#### [Exercise directions]
Go through the material and tally the lines containing the string "secretaris". Give the total alone.

#### [Task data]
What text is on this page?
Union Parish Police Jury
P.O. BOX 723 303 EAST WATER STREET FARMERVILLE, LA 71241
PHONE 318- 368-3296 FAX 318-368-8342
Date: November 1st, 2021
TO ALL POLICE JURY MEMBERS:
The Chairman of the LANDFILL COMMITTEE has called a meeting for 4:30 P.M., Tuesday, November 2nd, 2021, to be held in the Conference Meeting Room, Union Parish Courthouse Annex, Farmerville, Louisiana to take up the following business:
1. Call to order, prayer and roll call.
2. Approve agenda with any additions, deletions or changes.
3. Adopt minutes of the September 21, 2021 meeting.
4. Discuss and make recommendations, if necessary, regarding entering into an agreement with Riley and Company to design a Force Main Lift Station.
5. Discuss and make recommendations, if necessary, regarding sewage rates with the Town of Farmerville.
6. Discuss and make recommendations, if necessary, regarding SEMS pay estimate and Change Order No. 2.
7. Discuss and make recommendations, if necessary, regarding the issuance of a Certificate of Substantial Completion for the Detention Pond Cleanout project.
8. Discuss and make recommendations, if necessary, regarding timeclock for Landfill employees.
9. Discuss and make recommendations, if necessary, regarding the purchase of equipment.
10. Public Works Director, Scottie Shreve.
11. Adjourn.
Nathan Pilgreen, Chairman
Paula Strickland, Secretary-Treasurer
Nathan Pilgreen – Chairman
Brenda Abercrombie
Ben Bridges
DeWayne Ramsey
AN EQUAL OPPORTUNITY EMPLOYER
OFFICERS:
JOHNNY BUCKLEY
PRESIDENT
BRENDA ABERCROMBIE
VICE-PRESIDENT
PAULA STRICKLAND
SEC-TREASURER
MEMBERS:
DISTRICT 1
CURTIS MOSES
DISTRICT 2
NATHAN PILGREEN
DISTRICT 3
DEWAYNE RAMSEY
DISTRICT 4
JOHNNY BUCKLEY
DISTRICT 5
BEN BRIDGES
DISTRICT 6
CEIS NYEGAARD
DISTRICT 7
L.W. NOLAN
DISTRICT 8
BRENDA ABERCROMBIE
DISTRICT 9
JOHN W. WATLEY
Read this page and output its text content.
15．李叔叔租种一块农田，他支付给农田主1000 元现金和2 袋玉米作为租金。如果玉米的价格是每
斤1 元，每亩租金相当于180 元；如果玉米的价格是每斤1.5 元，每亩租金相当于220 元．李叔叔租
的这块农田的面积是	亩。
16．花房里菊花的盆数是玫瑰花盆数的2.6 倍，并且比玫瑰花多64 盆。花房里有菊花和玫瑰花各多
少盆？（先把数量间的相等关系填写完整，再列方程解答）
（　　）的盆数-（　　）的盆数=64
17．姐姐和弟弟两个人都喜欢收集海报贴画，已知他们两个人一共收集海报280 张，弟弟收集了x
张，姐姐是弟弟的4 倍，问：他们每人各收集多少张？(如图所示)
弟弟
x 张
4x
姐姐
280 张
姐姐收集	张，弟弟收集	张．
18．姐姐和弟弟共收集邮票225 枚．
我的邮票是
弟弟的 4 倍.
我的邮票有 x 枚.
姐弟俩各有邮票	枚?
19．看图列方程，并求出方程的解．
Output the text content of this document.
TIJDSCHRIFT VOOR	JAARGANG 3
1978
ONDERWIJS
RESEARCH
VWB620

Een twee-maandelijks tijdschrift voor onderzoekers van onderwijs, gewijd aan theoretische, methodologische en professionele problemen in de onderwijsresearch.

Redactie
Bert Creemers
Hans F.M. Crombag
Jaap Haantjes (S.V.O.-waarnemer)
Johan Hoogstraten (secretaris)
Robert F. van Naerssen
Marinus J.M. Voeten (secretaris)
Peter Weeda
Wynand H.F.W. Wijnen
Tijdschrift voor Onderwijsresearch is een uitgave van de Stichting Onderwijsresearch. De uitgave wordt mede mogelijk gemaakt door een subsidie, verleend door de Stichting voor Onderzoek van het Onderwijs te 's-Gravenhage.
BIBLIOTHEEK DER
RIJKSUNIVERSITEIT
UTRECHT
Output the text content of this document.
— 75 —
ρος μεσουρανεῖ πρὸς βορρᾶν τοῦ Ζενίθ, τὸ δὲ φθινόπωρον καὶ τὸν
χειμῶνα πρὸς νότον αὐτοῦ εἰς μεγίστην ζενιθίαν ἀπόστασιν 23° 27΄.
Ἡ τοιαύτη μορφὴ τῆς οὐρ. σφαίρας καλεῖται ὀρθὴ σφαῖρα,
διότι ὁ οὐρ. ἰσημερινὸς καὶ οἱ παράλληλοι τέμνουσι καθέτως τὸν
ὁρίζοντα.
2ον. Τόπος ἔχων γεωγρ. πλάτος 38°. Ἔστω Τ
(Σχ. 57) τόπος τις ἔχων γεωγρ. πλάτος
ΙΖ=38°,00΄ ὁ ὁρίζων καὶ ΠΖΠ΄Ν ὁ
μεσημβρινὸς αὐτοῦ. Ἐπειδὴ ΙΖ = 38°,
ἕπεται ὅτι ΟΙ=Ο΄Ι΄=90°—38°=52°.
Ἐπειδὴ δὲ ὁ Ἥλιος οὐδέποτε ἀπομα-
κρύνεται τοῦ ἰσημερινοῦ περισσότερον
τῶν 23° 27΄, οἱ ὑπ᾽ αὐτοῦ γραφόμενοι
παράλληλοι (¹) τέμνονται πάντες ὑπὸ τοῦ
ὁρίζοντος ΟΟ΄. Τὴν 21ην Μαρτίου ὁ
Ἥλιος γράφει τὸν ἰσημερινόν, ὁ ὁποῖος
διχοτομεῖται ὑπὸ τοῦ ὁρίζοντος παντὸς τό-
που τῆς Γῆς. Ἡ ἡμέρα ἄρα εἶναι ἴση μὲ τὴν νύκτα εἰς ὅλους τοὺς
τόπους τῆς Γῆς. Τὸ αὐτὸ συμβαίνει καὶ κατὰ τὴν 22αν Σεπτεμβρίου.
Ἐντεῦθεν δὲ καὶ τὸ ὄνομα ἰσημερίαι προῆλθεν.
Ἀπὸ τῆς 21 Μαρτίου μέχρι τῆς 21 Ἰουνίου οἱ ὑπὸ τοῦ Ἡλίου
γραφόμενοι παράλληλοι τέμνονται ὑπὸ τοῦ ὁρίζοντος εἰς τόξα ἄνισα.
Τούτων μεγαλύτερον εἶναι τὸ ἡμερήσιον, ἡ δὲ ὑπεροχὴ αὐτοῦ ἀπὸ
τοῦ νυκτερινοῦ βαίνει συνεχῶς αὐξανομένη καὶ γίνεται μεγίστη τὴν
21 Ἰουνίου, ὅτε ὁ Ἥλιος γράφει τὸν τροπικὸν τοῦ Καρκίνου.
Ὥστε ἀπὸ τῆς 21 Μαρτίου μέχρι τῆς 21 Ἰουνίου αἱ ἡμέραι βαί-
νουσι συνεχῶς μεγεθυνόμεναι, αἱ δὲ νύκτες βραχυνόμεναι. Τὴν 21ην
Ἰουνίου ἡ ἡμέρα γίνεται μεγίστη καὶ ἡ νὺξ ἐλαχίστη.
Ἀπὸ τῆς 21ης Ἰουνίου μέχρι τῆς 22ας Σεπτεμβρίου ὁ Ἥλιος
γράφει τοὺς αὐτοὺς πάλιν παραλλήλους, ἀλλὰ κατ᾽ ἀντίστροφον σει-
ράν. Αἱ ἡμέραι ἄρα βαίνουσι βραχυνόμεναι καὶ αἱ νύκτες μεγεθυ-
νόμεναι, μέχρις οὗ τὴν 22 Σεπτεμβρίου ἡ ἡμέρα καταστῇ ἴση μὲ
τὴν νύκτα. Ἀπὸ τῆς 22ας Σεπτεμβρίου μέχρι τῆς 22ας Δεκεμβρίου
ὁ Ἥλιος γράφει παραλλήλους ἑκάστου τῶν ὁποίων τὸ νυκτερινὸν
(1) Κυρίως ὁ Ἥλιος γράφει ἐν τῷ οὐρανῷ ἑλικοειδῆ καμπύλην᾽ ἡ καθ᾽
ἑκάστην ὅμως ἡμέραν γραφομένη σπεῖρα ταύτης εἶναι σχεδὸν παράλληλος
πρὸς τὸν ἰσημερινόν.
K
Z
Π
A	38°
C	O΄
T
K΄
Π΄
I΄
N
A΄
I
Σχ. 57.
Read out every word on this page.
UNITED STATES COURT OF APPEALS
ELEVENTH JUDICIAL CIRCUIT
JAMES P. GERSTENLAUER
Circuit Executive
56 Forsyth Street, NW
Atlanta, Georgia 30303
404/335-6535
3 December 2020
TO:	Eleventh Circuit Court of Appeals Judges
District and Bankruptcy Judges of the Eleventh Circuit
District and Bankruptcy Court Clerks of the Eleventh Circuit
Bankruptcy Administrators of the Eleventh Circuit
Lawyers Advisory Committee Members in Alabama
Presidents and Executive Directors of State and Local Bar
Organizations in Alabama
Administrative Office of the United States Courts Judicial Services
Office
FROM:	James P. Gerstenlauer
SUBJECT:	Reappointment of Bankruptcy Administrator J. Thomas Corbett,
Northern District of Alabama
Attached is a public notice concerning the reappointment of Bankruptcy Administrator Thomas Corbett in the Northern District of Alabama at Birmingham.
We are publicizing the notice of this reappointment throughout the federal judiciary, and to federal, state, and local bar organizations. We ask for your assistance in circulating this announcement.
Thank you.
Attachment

#### [Solution to this exercise]
2